▶ [EXERCISE]: Count, in the entries, the lines with "Herrn". Answer with the number only.

--- BEGIN ---

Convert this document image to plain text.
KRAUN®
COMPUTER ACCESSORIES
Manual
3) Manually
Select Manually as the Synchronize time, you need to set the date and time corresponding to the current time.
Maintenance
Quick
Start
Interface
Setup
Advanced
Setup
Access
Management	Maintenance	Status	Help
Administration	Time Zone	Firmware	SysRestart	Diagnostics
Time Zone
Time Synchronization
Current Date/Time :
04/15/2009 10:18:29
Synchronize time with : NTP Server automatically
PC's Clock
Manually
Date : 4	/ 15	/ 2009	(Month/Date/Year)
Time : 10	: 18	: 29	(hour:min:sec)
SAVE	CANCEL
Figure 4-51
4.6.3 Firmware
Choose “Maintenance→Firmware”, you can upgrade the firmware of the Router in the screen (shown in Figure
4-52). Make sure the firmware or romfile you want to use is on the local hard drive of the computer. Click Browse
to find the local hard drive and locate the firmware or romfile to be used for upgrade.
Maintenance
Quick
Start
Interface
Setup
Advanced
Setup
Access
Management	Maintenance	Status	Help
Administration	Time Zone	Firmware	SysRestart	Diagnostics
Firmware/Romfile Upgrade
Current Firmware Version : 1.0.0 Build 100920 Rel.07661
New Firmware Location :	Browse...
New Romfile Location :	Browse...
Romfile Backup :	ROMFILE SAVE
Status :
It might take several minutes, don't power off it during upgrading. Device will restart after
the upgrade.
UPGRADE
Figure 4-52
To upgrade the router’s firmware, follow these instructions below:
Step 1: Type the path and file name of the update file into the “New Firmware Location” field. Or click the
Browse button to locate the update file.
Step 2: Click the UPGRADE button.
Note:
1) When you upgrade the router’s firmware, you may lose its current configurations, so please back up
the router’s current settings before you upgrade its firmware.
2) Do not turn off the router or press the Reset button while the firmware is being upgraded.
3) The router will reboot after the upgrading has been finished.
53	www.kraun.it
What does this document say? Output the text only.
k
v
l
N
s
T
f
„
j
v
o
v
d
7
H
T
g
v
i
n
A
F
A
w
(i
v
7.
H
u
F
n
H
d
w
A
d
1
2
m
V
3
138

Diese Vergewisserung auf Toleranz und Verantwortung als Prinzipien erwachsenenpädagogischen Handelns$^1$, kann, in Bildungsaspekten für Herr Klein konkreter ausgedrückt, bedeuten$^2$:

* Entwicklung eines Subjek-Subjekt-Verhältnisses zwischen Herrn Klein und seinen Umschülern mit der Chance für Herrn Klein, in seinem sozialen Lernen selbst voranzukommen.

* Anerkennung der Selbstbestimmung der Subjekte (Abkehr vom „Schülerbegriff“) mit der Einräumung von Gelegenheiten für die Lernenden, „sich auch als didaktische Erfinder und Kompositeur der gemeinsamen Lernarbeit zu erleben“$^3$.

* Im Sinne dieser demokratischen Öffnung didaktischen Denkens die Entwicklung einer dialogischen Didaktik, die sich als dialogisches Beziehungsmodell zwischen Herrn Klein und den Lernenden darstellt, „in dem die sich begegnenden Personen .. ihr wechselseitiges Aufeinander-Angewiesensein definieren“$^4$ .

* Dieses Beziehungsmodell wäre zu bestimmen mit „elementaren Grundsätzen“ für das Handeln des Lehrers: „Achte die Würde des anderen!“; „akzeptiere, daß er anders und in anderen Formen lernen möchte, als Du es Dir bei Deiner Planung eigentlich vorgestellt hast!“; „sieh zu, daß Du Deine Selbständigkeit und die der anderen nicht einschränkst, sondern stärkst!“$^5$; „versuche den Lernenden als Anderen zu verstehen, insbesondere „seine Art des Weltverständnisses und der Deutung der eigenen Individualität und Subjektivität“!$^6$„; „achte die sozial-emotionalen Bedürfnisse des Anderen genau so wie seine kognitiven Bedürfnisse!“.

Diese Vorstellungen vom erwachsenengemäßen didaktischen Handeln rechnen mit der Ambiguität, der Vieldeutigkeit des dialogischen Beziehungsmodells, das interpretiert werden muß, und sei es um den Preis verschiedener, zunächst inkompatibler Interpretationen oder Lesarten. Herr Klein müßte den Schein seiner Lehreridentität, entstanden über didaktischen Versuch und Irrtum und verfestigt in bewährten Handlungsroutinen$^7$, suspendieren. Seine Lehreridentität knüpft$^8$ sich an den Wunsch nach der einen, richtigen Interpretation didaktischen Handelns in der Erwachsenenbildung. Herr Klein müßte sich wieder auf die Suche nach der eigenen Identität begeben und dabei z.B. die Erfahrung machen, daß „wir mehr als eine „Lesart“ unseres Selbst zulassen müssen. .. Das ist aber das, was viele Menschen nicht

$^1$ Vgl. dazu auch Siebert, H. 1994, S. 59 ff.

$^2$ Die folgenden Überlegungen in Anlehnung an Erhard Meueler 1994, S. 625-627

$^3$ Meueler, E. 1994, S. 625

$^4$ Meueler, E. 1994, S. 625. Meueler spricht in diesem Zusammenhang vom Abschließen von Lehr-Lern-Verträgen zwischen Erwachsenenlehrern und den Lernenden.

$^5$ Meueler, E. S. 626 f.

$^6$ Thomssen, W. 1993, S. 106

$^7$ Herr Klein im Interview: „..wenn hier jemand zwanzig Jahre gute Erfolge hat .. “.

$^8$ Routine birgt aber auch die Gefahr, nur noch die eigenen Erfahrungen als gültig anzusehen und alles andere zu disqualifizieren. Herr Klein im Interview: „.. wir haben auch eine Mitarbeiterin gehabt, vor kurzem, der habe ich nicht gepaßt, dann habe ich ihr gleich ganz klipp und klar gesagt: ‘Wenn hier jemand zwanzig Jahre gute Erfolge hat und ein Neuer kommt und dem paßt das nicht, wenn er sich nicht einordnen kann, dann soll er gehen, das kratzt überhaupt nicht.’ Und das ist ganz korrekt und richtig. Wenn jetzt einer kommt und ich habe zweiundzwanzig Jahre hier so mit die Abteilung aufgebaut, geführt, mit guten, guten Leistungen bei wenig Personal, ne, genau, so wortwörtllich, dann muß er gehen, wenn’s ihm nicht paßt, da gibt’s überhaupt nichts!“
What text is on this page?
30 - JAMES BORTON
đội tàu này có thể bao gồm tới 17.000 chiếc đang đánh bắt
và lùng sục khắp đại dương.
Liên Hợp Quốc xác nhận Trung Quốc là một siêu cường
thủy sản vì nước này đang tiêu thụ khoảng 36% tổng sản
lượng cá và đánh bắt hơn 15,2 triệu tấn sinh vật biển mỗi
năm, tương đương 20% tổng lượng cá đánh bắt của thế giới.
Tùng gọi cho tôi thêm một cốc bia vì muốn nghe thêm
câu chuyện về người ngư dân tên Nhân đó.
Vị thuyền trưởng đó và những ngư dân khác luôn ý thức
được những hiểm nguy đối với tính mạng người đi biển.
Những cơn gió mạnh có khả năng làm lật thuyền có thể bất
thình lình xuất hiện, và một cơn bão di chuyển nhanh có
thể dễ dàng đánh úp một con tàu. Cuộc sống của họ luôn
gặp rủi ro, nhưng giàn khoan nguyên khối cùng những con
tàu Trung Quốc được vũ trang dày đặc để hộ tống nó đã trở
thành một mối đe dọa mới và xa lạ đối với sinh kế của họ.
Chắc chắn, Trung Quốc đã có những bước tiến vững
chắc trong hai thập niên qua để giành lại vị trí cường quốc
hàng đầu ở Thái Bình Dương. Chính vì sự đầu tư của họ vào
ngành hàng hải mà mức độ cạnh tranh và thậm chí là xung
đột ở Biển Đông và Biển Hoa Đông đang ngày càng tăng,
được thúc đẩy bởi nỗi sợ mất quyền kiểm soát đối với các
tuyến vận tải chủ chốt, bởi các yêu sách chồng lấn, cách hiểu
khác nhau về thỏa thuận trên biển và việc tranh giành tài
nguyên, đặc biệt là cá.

--- END ---

▶ [COMPLETED EXERCISE]: 2